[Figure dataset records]
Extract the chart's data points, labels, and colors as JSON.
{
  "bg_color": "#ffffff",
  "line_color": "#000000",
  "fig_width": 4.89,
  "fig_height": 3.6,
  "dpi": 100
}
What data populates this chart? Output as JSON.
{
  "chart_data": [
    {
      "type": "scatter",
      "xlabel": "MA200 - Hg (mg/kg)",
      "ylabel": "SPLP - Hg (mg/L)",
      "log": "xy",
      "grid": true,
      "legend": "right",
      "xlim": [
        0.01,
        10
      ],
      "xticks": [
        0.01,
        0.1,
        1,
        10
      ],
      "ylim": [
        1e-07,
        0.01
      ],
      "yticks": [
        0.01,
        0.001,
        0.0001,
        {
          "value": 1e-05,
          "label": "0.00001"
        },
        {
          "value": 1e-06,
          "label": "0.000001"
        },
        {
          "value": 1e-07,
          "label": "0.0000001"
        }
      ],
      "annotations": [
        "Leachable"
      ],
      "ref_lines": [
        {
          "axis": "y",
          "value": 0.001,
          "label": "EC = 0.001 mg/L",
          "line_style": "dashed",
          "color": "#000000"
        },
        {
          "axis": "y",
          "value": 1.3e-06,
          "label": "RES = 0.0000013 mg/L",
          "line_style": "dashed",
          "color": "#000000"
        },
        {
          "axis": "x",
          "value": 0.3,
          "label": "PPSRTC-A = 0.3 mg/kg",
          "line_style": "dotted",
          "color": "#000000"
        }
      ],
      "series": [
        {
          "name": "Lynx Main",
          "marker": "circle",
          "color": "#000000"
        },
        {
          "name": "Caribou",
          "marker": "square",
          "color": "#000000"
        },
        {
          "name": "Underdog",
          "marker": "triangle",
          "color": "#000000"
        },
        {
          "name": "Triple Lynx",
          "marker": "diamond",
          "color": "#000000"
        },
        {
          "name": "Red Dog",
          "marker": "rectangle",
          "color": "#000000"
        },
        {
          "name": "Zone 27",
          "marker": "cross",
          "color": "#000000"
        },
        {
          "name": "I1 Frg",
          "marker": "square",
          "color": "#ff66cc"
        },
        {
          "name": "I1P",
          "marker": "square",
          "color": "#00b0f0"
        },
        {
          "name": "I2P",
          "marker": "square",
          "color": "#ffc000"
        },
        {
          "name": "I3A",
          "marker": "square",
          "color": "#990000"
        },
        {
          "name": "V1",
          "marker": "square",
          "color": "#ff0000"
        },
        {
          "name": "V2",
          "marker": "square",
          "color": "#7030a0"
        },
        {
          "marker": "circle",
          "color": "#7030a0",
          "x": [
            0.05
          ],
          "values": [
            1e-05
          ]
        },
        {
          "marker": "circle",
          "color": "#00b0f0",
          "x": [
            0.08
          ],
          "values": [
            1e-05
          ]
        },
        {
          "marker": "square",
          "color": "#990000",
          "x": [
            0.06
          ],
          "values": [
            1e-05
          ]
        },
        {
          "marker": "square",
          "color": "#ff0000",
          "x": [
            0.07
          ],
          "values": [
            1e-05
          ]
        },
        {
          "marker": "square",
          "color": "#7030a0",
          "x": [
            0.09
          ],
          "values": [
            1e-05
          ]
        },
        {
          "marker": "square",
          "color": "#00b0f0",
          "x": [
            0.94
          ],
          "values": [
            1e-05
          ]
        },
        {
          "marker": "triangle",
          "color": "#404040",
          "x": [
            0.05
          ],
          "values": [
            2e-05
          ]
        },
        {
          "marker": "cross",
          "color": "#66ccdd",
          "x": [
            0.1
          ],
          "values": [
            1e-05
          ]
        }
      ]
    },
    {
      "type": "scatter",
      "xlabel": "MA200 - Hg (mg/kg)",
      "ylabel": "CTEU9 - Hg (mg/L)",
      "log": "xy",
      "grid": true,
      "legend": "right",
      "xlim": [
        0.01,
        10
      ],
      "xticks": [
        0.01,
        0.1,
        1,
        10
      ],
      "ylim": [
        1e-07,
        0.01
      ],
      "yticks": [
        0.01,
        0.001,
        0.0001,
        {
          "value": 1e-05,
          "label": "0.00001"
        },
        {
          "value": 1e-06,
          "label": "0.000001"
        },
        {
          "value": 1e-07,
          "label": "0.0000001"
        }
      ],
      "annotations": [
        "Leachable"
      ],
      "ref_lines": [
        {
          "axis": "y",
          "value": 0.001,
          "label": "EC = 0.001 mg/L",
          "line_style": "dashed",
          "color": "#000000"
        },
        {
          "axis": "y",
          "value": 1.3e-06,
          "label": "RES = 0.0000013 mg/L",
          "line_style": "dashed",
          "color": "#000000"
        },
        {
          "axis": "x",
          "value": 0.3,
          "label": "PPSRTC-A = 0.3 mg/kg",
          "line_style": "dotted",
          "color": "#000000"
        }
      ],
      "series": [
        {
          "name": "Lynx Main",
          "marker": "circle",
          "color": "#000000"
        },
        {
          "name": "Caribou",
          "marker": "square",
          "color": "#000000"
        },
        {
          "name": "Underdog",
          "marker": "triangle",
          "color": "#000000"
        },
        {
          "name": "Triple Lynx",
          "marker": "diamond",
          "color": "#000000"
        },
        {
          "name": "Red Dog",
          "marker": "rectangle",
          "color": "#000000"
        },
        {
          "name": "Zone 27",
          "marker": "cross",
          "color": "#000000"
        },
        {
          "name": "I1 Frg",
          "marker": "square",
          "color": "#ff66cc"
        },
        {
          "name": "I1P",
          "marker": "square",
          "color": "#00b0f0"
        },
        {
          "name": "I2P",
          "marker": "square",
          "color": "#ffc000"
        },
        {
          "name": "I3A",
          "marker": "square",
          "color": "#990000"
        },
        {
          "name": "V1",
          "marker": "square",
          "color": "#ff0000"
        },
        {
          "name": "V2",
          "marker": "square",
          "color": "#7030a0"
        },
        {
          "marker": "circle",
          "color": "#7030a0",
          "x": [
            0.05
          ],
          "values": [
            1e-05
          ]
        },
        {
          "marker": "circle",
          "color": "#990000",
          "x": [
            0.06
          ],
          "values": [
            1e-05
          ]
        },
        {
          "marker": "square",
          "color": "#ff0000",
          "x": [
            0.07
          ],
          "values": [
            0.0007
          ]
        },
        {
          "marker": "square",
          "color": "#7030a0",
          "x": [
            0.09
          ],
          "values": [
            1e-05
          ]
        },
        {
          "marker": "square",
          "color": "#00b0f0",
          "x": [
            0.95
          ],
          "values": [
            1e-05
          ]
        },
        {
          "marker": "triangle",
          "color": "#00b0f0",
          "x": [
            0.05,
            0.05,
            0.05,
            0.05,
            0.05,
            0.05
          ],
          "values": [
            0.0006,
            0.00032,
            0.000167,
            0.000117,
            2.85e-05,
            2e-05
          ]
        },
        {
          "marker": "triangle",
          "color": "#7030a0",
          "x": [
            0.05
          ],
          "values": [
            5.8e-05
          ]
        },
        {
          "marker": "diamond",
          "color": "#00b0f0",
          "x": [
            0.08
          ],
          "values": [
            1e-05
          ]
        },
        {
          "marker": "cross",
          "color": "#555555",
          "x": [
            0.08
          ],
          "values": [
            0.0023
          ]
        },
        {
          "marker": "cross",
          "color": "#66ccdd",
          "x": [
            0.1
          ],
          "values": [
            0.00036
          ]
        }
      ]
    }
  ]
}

Directions for this task: The records above should be repeated in full, exactly as given.

Solved problem:
Extract the chart's data points, labels, and colors as JSON.
{
  "bg_color": "#ffffff",
  "line_color": "#000000",
  "fig_width": 4.89,
  "fig_height": 3.6,
  "dpi": 100
}
What data populates this chart? Output as JSON.
{
  "chart_data": [
    {
      "type": "scatter",
      "xlabel": "MA200 - Hg (mg/kg)",
      "ylabel": "SPLP - Hg (mg/L)",
      "log": "xy",
      "grid": true,
      "legend": "right",
      "xlim": [
        0.01,
        10
      ],
      "xticks": [
        0.01,
        0.1,
        1,
        10
      ],
      "ylim": [
        1e-07,
        0.01
      ],
      "yticks": [
        0.01,
        0.001,
        0.0001,
        {
          "value": 1e-05,
          "label": "0.00001"
        },
        {
          "value": 1e-06,
          "label": "0.000001"
        },
        {
          "value": 1e-07,
          "label": "0.0000001"
        }
      ],
      "annotations": [
        "Leachable"
      ],
      "ref_lines": [
        {
          "axis": "y",
          "value": 0.001,
          "label": "EC = 0.001 mg/L",
          "line_style": "dashed",
          "color": "#000000"
        },
        {
          "axis": "y",
          "value": 1.3e-06,
          "label": "RES = 0.0000013 mg/L",
          "line_style": "dashed",
          "color": "#000000"
        },
        {
          "axis": "x",
          "value": 0.3,
          "label": "PPSRTC-A = 0.3 mg/kg",
          "line_style": "dotted",
          "color": "#000000"
        }
      ],
      "series": [
        {
          "name": "Lynx Main",
          "marker": "circle",
          "color": "#000000"
        },
        {
          "name": "Caribou",
          "marker": "square",
          "color": "#000000"
        },
        {
          "name": "Underdog",
          "marker": "triangle",
          "color": "#000000"
        },
        {
          "name": "Triple Lynx",
          "marker": "diamond",
          "color": "#000000"
        },
        {
          "name": "Red Dog",
          "marker": "rectangle",
          "color": "#000000"
        },
        {
          "name": "Zone 27",
          "marker": "cross",
          "color": "#000000"
        },
        {
          "name": "I1 Frg",
          "marker": "square",
          "color": "#ff66cc"
        },
        {
          "name": "I1P",
          "marker": "square",
          "color": "#00b0f0"
        },
        {
          "name": "I2P",
          "marker": "square",
          "color": "#ffc000"
        },
        {
          "name": "I3A",
          "marker": "square",
          "color": "#990000"
        },
        {
          "name": "V1",
          "marker": "square",
          "color": "#ff0000"
        },
        {
          "name": "V2",
          "marker": "square",
          "color": "#7030a0"
        },
        {
          "marker": "circle",
          "color": "#7030a0",
          "x": [
            0.05
          ],
          "values": [
            1e-05
          ]
        },
        {
          "marker": "circle",
          "color": "#00b0f0",
          "x": [
            0.08
          ],
          "values": [
            1e-05
          ]
        },
        {
          "marker": "square",
          "color": "#990000",
          "x": [
            0.06
          ],
          "values": [
            1e-05
          ]
        },
        {
          "marker": "square",
          "color": "#ff0000",
          "x": [
            0.07
          ],
          "values": [
            1e-05
          ]
        },
        {
          "marker": "square",
          "color": "#7030a0",
          "x": [
            0.09
          ],
          "values": [
            1e-05
          ]
        },
        {
          "marker": "square",
          "color": "#00b0f0",
          "x": [
            0.94
          ],
          "values": [
            1e-05
          ]
        },
        {
          "marker": "triangle",
          "color": "#404040",
          "x": [
            0.05
          ],
          "values": [
            2e-05
          ]
        },
        {
          "marker": "cross",
          "color": "#66ccdd",
          "x": [
            0.1
          ],
          "values": [
            1e-05
          ]
        }
      ]
    },
    {
      "type": "scatter",
      "xlabel": "MA200 - Hg (mg/kg)",
      "ylabel": "CTEU9 - Hg (mg/L)",
      "log": "xy",
      "grid": true,
      "legend": "right",
      "xlim": [
        0.01,
        10
      ],
      "xticks": [
        0.01,
        0.1,
        1,
        10
      ],
      "ylim": [
        1e-07,
        0.01
      ],
      "yticks": [
        0.01,
        0.001,
        0.0001,
        {
          "value": 1e-05,
          "label": "0.00001"
        },
        {
          "value": 1e-06,
          "label": "0.000001"
        },
        {
          "value": 1e-07,
          "label": "0.0000001"
        }
      ],
      "annotations": [
        "Leachable"
      ],
      "ref_lines": [
        {
          "axis": "y",
          "value": 0.001,
          "label": "EC = 0.001 mg/L",
          "line_style": "dashed",
          "color": "#000000"
        },
        {
          "axis": "y",
          "value": 1.3e-06,
          "label": "RES = 0.0000013 mg/L",
          "line_style": "dashed",
          "color": "#000000"
        },
        {
          "axis": "x",
          "value": 0.3,
          "label": "PPSRTC-A = 0.3 mg/kg",
          "line_style": "dotted",
          "color": "#000000"
        }
      ],
      "series": [
        {
          "name": "Lynx Main",
          "marker": "circle",
          "color": "#000000"
        },
        {
          "name": "Caribou",
          "marker": "square",
          "color": "#000000"
        },
        {
          "name": "Underdog",
          "marker": "triangle",
          "color": "#000000"
        },
        {
          "name": "Triple Lynx",
          "marker": "diamond",
          "color": "#000000"
        },
        {
          "name": "Red Dog",
          "marker": "rectangle",
          "color": "#000000"
        },
        {
          "name": "Zone 27",
          "marker": "cross",
          "color": "#000000"
        },
        {
          "name": "I1 Frg",
          "marker": "square",
          "color": "#ff66cc"
        },
        {
          "name": "I1P",
          "marker": "square",
          "color": "#00b0f0"
        },
        {
          "name": "I2P",
          "marker": "square",
          "color": "#ffc000"
        },
        {
          "name": "I3A",
          "marker": "square",
          "color": "#990000"
        },
        {
          "name": "V1",
          "marker": "square",
          "color": "#ff0000"
        },
        {
          "name": "V2",
          "marker": "square",
          "color": "#7030a0"
        },
        {
          "marker": "circle",
          "color": "#7030a0",
          "x": [
            0.05
          ],
          "values": [
            1e-05
          ]
        },
        {
          "marker": "circle",
          "color": "#990000",
          "x": [
            0.06
          ],
          "values": [
            1e-05
          ]
        },
        {
          "marker": "square",
          "color": "#ff0000",
          "x": [
            0.07
          ],
          "values": [
            0.0007
          ]
        },
        {
          "marker": "square",
          "color": "#7030a0",
          "x": [
            0.09
          ],
          "values": [
            1e-05
          ]
        },
        {
          "marker": "square",
          "color": "#00b0f0",
          "x": [
            0.95
          ],
          "values": [
            1e-05
          ]
        },
        {
          "marker": "triangle",
          "color": "#00b0f0",
          "x": [
            0.05,
            0.05,
            0.05,
            0.05,
            0.05,
            0.05
          ],
          "values": [
            0.0006,
            0.00032,
            0.000167,
            0.000117,
            2.85e-05,
            2e-05
          ]
        },
        {
          "marker": "triangle",
          "color": "#7030a0",
          "x": [
            0.05
          ],
          "values": [
            5.8e-05
          ]
        },
        {
          "marker": "diamond",
          "color": "#00b0f0",
          "x": [
            0.08
          ],
          "values": [
            1e-05
          ]
        },
        {
          "marker": "cross",
          "color": "#555555",
          "x": [
            0.08
          ],
          "values": [
            0.0023
          ]
        },
        {
          "marker": "cross",
          "color": "#66ccdd",
          "x": [
            0.1
          ],
          "values": [
            0.00036
          ]
        }
      ]
    }
  ]
}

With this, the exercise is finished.